§ Your instructions:
Look for the string "this" and copy every line that has it.

§ Recorded data:
^^^^
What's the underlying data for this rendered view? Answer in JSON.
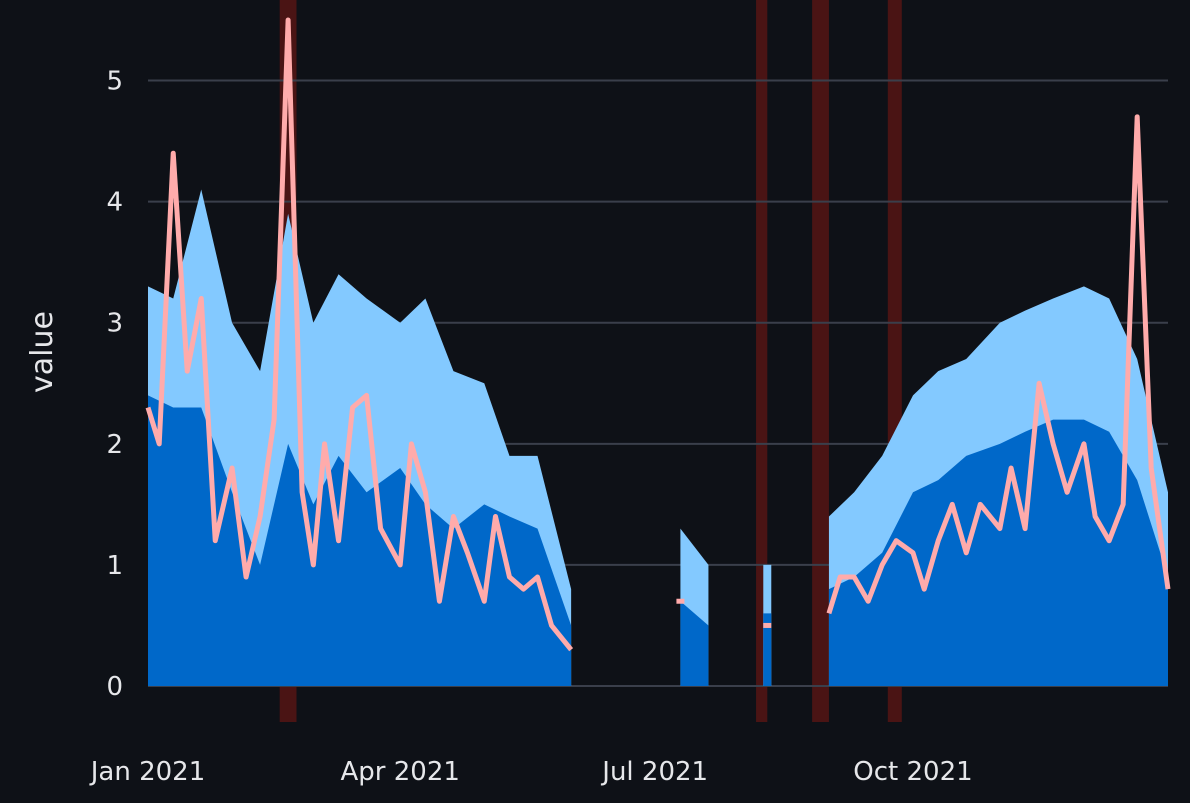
{
  "chart_data": {
    "type": "area",
    "title": "",
    "xlabel": "",
    "ylabel": "value",
    "x_range": [
      "2021-01-01",
      "2021-12-31"
    ],
    "ylim": [
      0,
      5.5
    ],
    "grid": "horizontal",
    "x_tick_labels": [
      {
        "date": "2021-01-01",
        "label": "Jan 2021"
      },
      {
        "date": "2021-04-01",
        "label": "Apr 2021"
      },
      {
        "date": "2021-07-01",
        "label": "Jul 2021"
      },
      {
        "date": "2021-10-01",
        "label": "Oct 2021"
      }
    ],
    "y_ticks": [
      0,
      1,
      2,
      3,
      4,
      5
    ],
    "colors": {
      "background": "#0e1117",
      "grid": "#3a3f4b",
      "upper_band": "#83c9ff",
      "lower_band": "#0068c9",
      "line": "#ffabab",
      "highlight": "#4a1414"
    },
    "highlight_spans": [
      [
        "2021-02-17",
        "2021-02-23"
      ],
      [
        "2021-08-06",
        "2021-08-10"
      ],
      [
        "2021-08-26",
        "2021-09-01"
      ],
      [
        "2021-09-22",
        "2021-09-27"
      ]
    ],
    "series": [
      {
        "role": "upper",
        "x": [
          "2021-01-01",
          "2021-01-10",
          "2021-01-20",
          "2021-01-31",
          "2021-02-10",
          "2021-02-20",
          "2021-03-01",
          "2021-03-10",
          "2021-03-20",
          "2021-04-01",
          "2021-04-10",
          "2021-04-20",
          "2021-05-01",
          "2021-05-10",
          "2021-05-20",
          "2021-06-01",
          "2021-06-10",
          "2021-06-20",
          "2021-07-01",
          "2021-07-10",
          "2021-07-20",
          "2021-08-01",
          "2021-08-10",
          "2021-08-20",
          "2021-09-01",
          "2021-09-10",
          "2021-09-20",
          "2021-10-01",
          "2021-10-10",
          "2021-10-20",
          "2021-11-01",
          "2021-11-10",
          "2021-11-20",
          "2021-12-01",
          "2021-12-10",
          "2021-12-20",
          "2021-12-31"
        ],
        "values": [
          3.3,
          3.2,
          4.1,
          3.0,
          2.6,
          3.9,
          3.0,
          3.4,
          3.2,
          3.0,
          3.2,
          2.6,
          2.5,
          1.9,
          1.9,
          0.8,
          null,
          null,
          null,
          1.3,
          1.0,
          null,
          1.0,
          null,
          1.4,
          1.6,
          1.9,
          2.4,
          2.6,
          2.7,
          3.0,
          3.1,
          3.2,
          3.3,
          3.2,
          2.7,
          1.6
        ]
      },
      {
        "role": "lower",
        "x": [
          "2021-01-01",
          "2021-01-10",
          "2021-01-20",
          "2021-01-31",
          "2021-02-10",
          "2021-02-20",
          "2021-03-01",
          "2021-03-10",
          "2021-03-20",
          "2021-04-01",
          "2021-04-10",
          "2021-04-20",
          "2021-05-01",
          "2021-05-10",
          "2021-05-20",
          "2021-06-01",
          "2021-06-10",
          "2021-06-20",
          "2021-07-01",
          "2021-07-10",
          "2021-07-20",
          "2021-08-01",
          "2021-08-10",
          "2021-08-20",
          "2021-09-01",
          "2021-09-10",
          "2021-09-20",
          "2021-10-01",
          "2021-10-10",
          "2021-10-20",
          "2021-11-01",
          "2021-11-10",
          "2021-11-20",
          "2021-12-01",
          "2021-12-10",
          "2021-12-20",
          "2021-12-31"
        ],
        "values": [
          2.4,
          2.3,
          2.3,
          1.6,
          1.0,
          2.0,
          1.5,
          1.9,
          1.6,
          1.8,
          1.5,
          1.3,
          1.5,
          1.4,
          1.3,
          0.5,
          null,
          null,
          null,
          0.7,
          0.5,
          null,
          0.6,
          null,
          0.8,
          0.9,
          1.1,
          1.6,
          1.7,
          1.9,
          2.0,
          2.1,
          2.2,
          2.2,
          2.1,
          1.7,
          0.9
        ]
      },
      {
        "role": "line",
        "x": [
          "2021-01-01",
          "2021-01-05",
          "2021-01-10",
          "2021-01-15",
          "2021-01-20",
          "2021-01-25",
          "2021-01-31",
          "2021-02-05",
          "2021-02-10",
          "2021-02-15",
          "2021-02-20",
          "2021-02-25",
          "2021-03-01",
          "2021-03-05",
          "2021-03-10",
          "2021-03-15",
          "2021-03-20",
          "2021-03-25",
          "2021-04-01",
          "2021-04-05",
          "2021-04-10",
          "2021-04-15",
          "2021-04-20",
          "2021-04-25",
          "2021-05-01",
          "2021-05-05",
          "2021-05-10",
          "2021-05-15",
          "2021-05-20",
          "2021-05-25",
          "2021-06-01",
          "2021-06-05",
          "2021-06-10",
          "2021-06-20",
          "2021-07-01",
          "2021-07-10",
          "2021-07-20",
          "2021-08-01",
          "2021-08-10",
          "2021-08-20",
          "2021-09-01",
          "2021-09-05",
          "2021-09-10",
          "2021-09-15",
          "2021-09-20",
          "2021-09-25",
          "2021-10-01",
          "2021-10-05",
          "2021-10-10",
          "2021-10-15",
          "2021-10-20",
          "2021-10-25",
          "2021-11-01",
          "2021-11-05",
          "2021-11-10",
          "2021-11-15",
          "2021-11-20",
          "2021-11-25",
          "2021-12-01",
          "2021-12-05",
          "2021-12-10",
          "2021-12-15",
          "2021-12-20",
          "2021-12-25",
          "2021-12-31"
        ],
        "values": [
          2.3,
          2.0,
          4.4,
          2.6,
          3.2,
          1.2,
          1.8,
          0.9,
          1.4,
          2.2,
          5.5,
          1.6,
          1.0,
          2.0,
          1.2,
          2.3,
          2.4,
          1.3,
          1.0,
          2.0,
          1.6,
          0.7,
          1.4,
          1.1,
          0.7,
          1.4,
          0.9,
          0.8,
          0.9,
          0.5,
          0.3,
          null,
          null,
          null,
          null,
          0.7,
          null,
          null,
          0.5,
          null,
          0.6,
          0.9,
          0.9,
          0.7,
          1.0,
          1.2,
          1.1,
          0.8,
          1.2,
          1.5,
          1.1,
          1.5,
          1.3,
          1.8,
          1.3,
          2.5,
          2.0,
          1.6,
          2.0,
          1.4,
          1.2,
          1.5,
          4.7,
          1.8,
          0.8
        ]
      }
    ]
  }
}
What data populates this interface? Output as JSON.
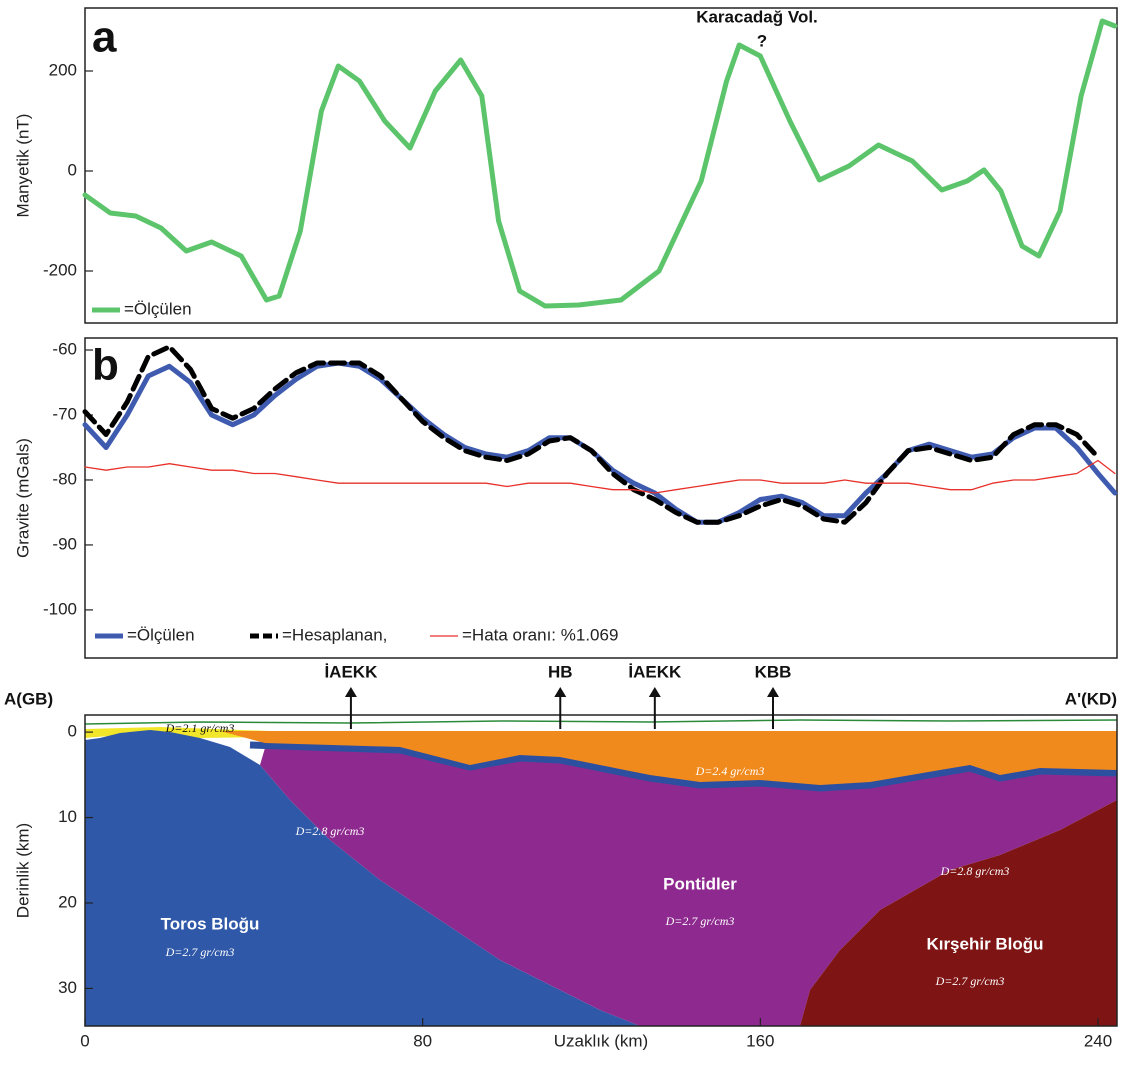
^^^^
§ Result of the task:
What's the underlying data for this rendered view? Answer in JSON.
What data populates this interface? Output as JSON.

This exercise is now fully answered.